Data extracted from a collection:
========

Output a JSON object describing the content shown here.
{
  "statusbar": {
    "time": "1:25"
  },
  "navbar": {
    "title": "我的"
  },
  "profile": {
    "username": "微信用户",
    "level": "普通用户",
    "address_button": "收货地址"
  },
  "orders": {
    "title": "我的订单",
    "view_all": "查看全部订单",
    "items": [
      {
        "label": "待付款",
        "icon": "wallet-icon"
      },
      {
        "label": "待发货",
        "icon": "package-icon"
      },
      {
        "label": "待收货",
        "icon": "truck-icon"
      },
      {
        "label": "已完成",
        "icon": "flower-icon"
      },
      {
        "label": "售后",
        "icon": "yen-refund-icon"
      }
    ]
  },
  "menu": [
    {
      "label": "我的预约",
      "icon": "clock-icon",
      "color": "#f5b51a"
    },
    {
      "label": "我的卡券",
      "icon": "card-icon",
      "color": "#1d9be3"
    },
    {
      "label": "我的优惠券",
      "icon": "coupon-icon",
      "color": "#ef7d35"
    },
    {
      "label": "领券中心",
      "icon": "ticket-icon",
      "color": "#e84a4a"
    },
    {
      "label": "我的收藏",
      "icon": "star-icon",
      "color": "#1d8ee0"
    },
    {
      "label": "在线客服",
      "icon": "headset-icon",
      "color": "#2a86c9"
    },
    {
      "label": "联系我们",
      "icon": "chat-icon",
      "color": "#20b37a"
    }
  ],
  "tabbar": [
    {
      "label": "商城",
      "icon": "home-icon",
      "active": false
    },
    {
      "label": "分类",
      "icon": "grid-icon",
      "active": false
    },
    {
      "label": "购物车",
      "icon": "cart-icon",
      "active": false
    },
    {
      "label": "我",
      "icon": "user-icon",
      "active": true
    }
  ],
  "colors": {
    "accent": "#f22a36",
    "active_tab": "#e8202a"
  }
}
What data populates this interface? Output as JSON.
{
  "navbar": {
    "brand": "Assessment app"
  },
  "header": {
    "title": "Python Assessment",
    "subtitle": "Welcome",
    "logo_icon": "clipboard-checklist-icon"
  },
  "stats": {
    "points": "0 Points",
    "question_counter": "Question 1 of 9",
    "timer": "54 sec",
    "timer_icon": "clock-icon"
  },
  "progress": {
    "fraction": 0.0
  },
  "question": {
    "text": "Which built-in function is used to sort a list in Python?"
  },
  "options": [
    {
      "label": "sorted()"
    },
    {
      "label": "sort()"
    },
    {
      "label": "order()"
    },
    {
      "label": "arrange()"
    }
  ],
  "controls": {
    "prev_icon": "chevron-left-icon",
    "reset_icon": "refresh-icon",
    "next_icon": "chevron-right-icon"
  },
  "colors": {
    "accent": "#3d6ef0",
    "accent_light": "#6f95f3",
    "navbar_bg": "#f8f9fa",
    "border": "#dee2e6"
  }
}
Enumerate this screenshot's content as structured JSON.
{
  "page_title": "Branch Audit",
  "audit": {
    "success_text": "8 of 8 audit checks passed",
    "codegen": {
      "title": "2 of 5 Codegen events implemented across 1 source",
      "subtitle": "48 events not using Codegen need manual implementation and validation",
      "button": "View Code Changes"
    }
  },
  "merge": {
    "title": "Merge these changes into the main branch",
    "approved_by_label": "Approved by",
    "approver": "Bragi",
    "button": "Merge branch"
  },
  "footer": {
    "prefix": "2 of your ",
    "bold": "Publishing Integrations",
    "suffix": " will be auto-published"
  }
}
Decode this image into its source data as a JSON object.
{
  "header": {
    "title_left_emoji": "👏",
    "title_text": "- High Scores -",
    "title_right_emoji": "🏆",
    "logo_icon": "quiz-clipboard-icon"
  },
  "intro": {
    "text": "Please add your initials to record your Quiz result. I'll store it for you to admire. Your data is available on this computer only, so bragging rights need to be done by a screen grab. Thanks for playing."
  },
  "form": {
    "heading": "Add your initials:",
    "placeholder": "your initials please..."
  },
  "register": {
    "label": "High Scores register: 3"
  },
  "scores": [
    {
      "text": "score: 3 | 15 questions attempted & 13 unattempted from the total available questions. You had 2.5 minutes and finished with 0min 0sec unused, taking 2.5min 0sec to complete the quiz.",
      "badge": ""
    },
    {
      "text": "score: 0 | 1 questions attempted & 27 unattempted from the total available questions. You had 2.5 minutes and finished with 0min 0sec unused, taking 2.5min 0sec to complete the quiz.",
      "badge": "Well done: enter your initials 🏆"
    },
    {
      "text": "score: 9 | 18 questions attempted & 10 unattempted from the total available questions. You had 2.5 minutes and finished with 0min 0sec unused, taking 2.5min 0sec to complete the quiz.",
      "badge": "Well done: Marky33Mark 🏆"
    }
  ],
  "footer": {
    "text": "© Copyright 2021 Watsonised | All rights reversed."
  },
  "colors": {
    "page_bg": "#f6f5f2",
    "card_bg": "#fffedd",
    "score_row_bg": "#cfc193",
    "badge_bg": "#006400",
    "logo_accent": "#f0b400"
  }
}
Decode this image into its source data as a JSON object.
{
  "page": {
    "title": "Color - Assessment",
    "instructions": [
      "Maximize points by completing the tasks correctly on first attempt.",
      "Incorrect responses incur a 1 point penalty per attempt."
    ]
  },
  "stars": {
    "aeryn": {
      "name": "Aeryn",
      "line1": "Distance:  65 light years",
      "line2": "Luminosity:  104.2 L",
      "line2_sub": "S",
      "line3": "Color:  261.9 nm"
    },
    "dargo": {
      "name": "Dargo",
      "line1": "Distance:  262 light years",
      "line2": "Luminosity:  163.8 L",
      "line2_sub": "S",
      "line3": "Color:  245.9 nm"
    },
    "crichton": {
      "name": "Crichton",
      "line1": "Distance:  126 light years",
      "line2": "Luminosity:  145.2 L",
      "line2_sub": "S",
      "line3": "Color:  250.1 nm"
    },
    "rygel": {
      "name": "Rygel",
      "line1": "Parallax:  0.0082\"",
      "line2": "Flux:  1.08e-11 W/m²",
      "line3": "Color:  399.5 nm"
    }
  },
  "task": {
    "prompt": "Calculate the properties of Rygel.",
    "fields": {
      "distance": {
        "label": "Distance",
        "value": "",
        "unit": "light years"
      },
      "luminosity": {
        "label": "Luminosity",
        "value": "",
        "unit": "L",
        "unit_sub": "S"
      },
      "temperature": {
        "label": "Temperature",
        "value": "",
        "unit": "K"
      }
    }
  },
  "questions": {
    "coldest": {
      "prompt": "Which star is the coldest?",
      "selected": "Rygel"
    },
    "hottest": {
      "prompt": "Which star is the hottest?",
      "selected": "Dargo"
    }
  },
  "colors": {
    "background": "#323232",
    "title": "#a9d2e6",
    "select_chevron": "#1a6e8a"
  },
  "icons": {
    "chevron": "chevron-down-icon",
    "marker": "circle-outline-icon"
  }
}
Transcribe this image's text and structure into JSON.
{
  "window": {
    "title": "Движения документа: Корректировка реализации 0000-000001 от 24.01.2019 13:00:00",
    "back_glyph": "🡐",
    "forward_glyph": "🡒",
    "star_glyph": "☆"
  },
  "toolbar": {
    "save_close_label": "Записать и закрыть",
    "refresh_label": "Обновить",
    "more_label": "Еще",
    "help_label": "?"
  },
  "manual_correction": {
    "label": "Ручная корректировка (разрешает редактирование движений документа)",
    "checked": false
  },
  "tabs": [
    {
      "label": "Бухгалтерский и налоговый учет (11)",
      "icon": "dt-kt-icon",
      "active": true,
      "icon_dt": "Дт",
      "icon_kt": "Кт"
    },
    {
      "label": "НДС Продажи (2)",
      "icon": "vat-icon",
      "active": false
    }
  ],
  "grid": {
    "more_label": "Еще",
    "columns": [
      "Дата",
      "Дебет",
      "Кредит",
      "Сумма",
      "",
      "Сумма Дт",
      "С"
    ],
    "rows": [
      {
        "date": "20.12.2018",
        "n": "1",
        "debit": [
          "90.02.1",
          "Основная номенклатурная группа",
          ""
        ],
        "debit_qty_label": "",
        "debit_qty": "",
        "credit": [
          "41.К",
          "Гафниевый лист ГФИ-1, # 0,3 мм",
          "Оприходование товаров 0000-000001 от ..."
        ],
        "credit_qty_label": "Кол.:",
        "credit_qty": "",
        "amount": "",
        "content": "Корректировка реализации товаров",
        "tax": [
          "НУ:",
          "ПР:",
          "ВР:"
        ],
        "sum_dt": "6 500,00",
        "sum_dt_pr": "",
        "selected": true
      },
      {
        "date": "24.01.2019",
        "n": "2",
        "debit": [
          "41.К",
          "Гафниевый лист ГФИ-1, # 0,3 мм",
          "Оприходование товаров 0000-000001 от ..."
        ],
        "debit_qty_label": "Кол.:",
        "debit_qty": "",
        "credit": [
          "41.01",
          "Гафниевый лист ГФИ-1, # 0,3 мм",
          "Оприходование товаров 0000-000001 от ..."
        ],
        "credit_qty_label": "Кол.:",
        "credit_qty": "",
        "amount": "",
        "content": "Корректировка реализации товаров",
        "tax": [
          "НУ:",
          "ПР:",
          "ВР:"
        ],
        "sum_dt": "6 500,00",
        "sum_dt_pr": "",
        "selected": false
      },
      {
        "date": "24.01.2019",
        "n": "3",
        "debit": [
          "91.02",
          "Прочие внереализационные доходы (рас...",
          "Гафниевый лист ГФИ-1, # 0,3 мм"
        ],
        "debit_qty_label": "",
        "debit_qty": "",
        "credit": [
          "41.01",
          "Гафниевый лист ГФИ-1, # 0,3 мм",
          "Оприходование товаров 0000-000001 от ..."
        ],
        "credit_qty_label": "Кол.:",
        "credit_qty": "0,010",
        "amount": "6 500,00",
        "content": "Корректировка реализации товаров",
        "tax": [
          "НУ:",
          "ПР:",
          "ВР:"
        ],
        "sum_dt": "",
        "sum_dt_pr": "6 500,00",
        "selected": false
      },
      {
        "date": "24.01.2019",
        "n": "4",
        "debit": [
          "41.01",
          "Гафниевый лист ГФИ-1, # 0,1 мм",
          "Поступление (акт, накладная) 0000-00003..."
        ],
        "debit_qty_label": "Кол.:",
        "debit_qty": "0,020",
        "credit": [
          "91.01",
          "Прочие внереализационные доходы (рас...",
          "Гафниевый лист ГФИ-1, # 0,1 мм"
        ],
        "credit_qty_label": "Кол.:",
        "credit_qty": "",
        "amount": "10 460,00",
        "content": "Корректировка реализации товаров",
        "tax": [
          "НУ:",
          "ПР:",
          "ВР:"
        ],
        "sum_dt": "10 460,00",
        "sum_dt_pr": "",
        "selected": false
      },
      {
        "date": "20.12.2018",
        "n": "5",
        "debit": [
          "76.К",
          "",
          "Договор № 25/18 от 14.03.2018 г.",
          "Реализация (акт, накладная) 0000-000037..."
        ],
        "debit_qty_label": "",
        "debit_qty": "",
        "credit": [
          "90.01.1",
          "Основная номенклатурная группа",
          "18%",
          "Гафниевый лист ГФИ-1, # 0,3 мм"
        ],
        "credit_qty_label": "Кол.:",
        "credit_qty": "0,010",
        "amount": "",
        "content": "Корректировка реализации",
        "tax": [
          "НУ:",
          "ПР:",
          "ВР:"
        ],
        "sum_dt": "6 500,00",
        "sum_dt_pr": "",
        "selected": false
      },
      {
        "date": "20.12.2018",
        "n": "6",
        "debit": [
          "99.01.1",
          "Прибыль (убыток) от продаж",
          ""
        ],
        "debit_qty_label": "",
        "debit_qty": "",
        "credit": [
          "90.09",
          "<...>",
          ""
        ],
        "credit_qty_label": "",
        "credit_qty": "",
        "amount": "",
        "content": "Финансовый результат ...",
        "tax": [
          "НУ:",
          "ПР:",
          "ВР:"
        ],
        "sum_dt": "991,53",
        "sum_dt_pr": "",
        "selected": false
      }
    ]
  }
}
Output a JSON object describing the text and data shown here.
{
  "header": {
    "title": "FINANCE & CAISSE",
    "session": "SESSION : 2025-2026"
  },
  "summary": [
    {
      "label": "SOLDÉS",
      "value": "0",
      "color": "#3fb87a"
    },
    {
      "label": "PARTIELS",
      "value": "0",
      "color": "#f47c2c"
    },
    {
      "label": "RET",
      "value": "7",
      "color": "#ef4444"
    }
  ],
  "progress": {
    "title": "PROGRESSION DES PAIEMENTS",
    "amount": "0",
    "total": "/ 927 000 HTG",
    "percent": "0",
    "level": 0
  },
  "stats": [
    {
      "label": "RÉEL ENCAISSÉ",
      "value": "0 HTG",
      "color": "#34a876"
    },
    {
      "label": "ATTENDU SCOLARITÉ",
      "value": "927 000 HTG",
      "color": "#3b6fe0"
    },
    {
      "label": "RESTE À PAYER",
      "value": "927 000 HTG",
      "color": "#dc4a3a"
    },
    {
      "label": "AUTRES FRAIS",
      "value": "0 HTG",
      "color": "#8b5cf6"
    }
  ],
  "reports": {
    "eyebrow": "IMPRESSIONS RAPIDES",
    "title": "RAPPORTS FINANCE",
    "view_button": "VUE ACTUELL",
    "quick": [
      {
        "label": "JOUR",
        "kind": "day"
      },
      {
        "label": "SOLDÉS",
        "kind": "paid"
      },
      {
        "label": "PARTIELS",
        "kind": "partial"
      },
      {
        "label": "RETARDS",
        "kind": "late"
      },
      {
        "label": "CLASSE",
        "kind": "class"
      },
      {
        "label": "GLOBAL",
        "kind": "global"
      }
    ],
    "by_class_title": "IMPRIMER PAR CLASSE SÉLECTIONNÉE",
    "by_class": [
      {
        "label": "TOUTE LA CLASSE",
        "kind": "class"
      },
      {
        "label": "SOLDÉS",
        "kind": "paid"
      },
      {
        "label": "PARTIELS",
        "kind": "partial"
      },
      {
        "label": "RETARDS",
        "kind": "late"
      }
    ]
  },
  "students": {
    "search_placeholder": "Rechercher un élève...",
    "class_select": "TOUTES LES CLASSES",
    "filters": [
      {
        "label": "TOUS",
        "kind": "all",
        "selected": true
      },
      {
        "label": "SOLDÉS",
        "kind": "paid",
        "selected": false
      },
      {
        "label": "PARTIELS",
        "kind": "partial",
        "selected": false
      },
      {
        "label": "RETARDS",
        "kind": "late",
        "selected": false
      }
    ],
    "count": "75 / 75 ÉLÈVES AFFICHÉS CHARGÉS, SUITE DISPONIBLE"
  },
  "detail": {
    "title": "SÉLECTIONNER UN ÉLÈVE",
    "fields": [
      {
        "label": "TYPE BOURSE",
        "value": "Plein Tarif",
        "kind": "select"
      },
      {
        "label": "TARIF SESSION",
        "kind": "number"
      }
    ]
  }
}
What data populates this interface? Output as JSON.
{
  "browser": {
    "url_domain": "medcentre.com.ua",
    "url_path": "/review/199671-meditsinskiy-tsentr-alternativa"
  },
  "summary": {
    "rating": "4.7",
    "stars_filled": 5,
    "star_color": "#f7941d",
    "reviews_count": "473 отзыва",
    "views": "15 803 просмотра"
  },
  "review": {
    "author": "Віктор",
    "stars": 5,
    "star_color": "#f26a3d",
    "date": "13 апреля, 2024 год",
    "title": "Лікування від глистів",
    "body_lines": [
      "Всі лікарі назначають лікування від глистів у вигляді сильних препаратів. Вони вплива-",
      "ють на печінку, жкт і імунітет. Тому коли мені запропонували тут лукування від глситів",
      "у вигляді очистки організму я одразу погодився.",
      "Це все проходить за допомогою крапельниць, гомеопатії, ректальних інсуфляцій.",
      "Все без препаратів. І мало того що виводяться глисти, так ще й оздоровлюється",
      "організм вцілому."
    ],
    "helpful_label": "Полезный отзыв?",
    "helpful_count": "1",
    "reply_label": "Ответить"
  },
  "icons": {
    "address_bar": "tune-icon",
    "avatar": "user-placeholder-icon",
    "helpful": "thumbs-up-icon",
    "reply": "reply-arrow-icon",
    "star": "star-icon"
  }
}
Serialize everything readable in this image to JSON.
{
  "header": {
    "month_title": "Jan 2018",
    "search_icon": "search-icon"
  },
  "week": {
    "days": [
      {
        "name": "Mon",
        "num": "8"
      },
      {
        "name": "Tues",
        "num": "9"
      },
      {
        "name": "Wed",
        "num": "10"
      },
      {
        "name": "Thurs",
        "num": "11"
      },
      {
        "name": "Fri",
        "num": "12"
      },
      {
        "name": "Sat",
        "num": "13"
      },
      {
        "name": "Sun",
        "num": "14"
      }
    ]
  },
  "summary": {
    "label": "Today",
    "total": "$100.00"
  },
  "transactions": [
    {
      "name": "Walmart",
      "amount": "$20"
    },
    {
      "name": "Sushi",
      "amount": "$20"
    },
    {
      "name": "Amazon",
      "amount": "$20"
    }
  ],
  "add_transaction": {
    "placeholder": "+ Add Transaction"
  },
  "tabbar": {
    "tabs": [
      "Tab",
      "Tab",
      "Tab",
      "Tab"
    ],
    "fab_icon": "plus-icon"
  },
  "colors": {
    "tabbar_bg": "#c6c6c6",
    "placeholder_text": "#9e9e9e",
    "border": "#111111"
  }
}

========

In the listing above, find the lines holding the word "minutes" and copy them.

      "text": "score: 3 | 15 questions attempted & 13 unattempted from the total available questions. You had 2.5 minutes and finished with 0min 0sec unused, taking 2.5min 0sec to complete the quiz.",
      "text": "score: 0 | 1 questions attempted & 27 unattempted from the total available questions. You had 2.5 minutes and finished with 0min 0sec unused, taking 2.5min 0sec to complete the quiz.",
      "text": "score: 9 | 18 questions attempted & 10 unattempted from the total available questions. You had 2.5 minutes and finished with 0min 0sec unused, taking 2.5min 0sec to complete the quiz.",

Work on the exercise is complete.